— Start DATA ROWS —

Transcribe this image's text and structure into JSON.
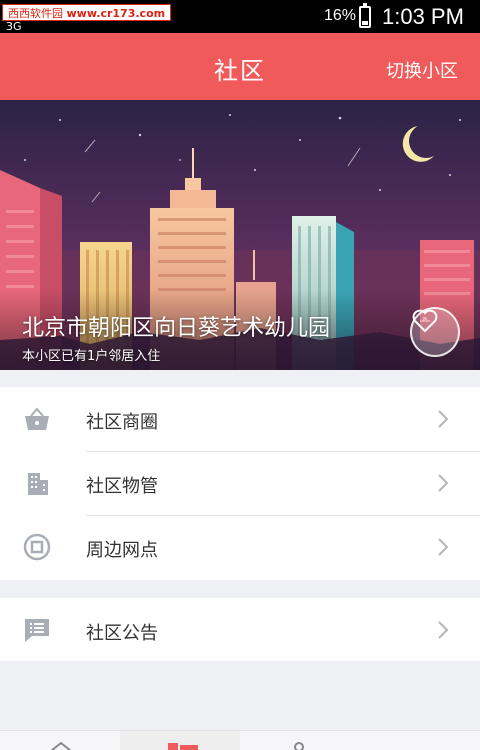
{
  "status_bar": {
    "watermark_site": "西西软件园",
    "watermark_url": "www.cr173.com",
    "network": "3G",
    "battery": "16%",
    "time": "1:03 PM"
  },
  "header": {
    "title": "社区",
    "action": "切换小区"
  },
  "banner": {
    "community_name": "北京市朝阳区向日葵艺术幼儿园",
    "subtitle": "本小区已有1户邻居入住"
  },
  "menu": [
    {
      "label": "社区商圈",
      "icon": "basket-icon"
    },
    {
      "label": "社区物管",
      "icon": "building-icon"
    },
    {
      "label": "周边网点",
      "icon": "bank-coin-icon"
    }
  ],
  "menu2": [
    {
      "label": "社区公告",
      "icon": "announcement-icon"
    }
  ],
  "colors": {
    "accent": "#f05a5a",
    "icon_gray": "#a9adb6",
    "background": "#eef0f4"
  }
}
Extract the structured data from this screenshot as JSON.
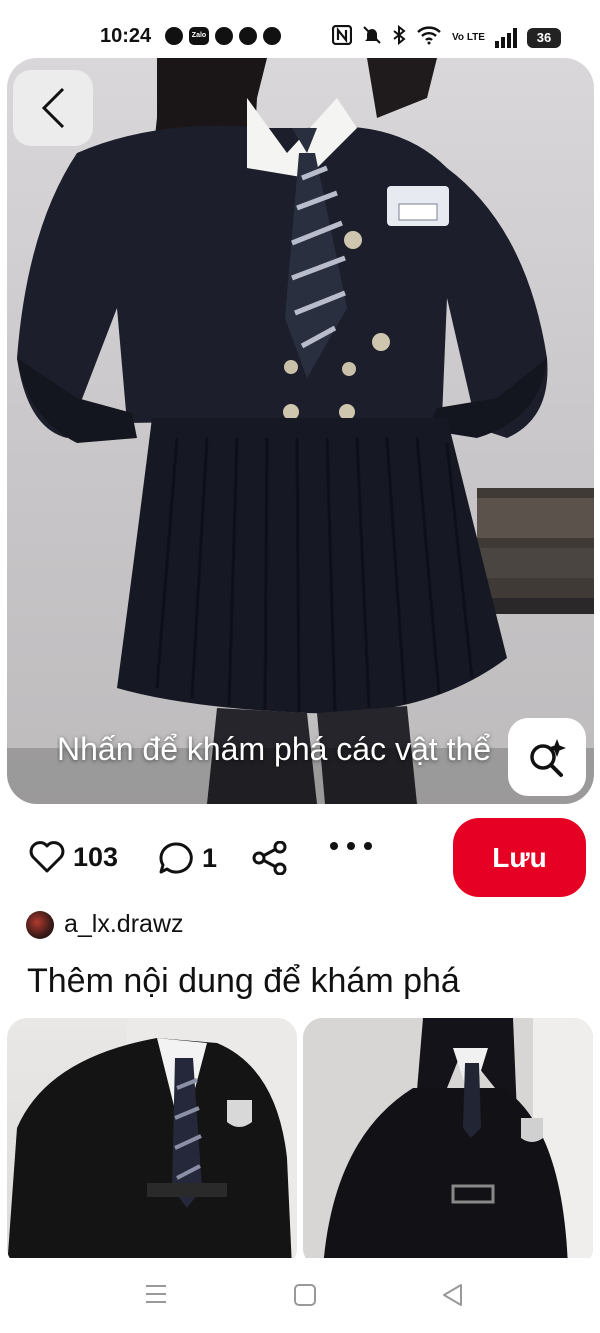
{
  "status_bar": {
    "time": "10:24",
    "notification_icons": [
      "chat-icon",
      "zalo-icon",
      "facebook-icon",
      "facebook-icon",
      "facebook-icon"
    ],
    "zalo_label": "Zalo",
    "system_icons": [
      "nfc-icon",
      "mute-icon",
      "bluetooth-icon",
      "wifi-icon",
      "volte-icon",
      "signal-icon",
      "battery-icon"
    ],
    "volte_label": "Vo LTE",
    "battery_level": "36"
  },
  "pin": {
    "image_subject": "girl in navy school uniform blazer, striped tie, pleated skirt",
    "visual_search_hint": "Nhấn để khám phá các vật thể",
    "likes_count": "103",
    "comments_count": "1",
    "save_label": "Lưu",
    "creator": {
      "username": "a_lx.drawz"
    }
  },
  "more_section": {
    "title": "Thêm nội dung để khám phá",
    "cards": [
      {
        "subject": "black school blazer with emblem and striped tie"
      },
      {
        "subject": "black cropped school jacket with emblem"
      }
    ]
  },
  "navigation_bar": {
    "buttons": [
      "menu-icon",
      "home-square-icon",
      "back-triangle-icon"
    ]
  },
  "colors": {
    "accent": "#e60023",
    "text": "#111111",
    "background": "#ffffff"
  }
}
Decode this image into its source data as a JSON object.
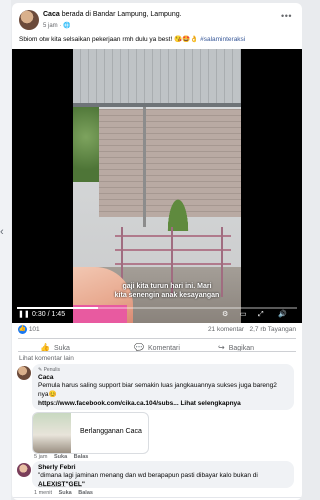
{
  "post": {
    "author": "Caca",
    "location_text": "berada di Bandar Lampung, Lampung.",
    "time": "5 jam",
    "privacy_icon": "globe-icon",
    "caption": "Sbiom otw kita selsaikan pekerjaan rmh dulu ya best! 😘🤩👌",
    "hashtag": "#salaminteraksi",
    "more_icon": "•••"
  },
  "video": {
    "subtitle_line1": "gaji kita turun hari ini. Mari",
    "subtitle_line2": "kita senengin anak kesayangan",
    "time": "0:30 / 1:45",
    "progress": 0.29
  },
  "stats": {
    "reactions": "101",
    "comments": "21 komentar",
    "views": "2,7 rb Tayangan"
  },
  "actions": {
    "like": "Suka",
    "comment": "Komentari",
    "share": "Bagikan"
  },
  "comments_section": {
    "more_label": "Lihat komentar lain",
    "comment1": {
      "badge": "Penulis",
      "name": "Caca",
      "text1": "Pemula harus saling support biar semakin luas jangkauannya sukses juga bareng2",
      "text2": "nya😊",
      "link": "https://www.facebook.com/cika.ca.104/subs... Lihat selengkapnya",
      "subscribe_label": "Berlangganan Caca",
      "time": "5 jam",
      "like": "Suka",
      "reply": "Balas"
    },
    "comment2": {
      "name": "Sherly Febri",
      "text1": "\"dimana lagi jaminan menang dan wd berapapun pasti dibayar kalo bukan di",
      "text2": "A̲L̲E̲X̲I̲S̲T̲\"G̲E̲L̲\"",
      "time": "1 menit",
      "like": "Suka",
      "reply": "Balas"
    }
  },
  "colors": {
    "accent": "#1877f2",
    "link": "#385898",
    "muted": "#65676b",
    "bubble": "#f0f2f5"
  }
}
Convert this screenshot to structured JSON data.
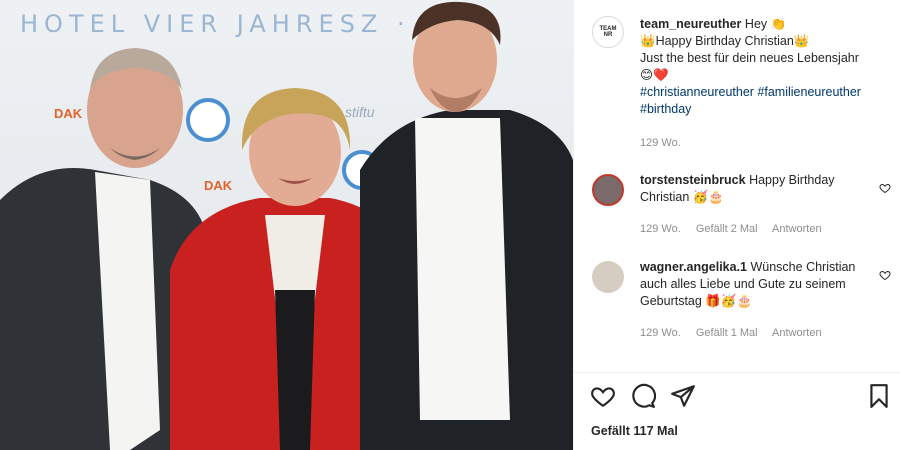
{
  "photo": {
    "wall_text": "HOTEL VIER JAHRESZ · KEM",
    "wall_sub": "stiftu",
    "logo_left": "DAK",
    "logo_mid": "DAK"
  },
  "post": {
    "username": "team_neureuther",
    "caption_line1": "Hey 👏",
    "caption_line2": "👑Happy Birthday Christian👑",
    "caption_line3": "Just the best für dein neues Lebensjahr",
    "caption_line4": "😊❤️",
    "hashtags": "#christianneureuther #familieneureuther #birthday",
    "age": "129 Wo."
  },
  "comments": [
    {
      "username": "torstensteinbruck",
      "text": "Happy Birthday Christian 🥳🎂",
      "age": "129 Wo.",
      "likes": "Gefällt 2 Mal",
      "reply": "Antworten"
    },
    {
      "username": "wagner.angelika.1",
      "text": "Wünsche Christian auch alles Liebe und Gute zu seinem Geburtstag 🎁🥳🎂",
      "age": "129 Wo.",
      "likes": "Gefällt 1 Mal",
      "reply": "Antworten"
    }
  ],
  "actions": {
    "likes_label": "Gefällt 117 Mal"
  },
  "icons": {
    "like": "heart-icon",
    "comment": "comment-icon",
    "share": "share-icon",
    "save": "bookmark-icon"
  },
  "colors": {
    "hashtag": "#00376b",
    "meta": "#8e8e8e",
    "text": "#262626"
  }
}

— End DATA ROWS —

▶ WHAT IS ASKED
Identify the lines that hold the word "link". Copy every one of them.

▶ FINAL RESULT
      "link": "https://www.facebook.com/cika.ca.104/subs... Lihat selengkapnya",
    "link": "#385898",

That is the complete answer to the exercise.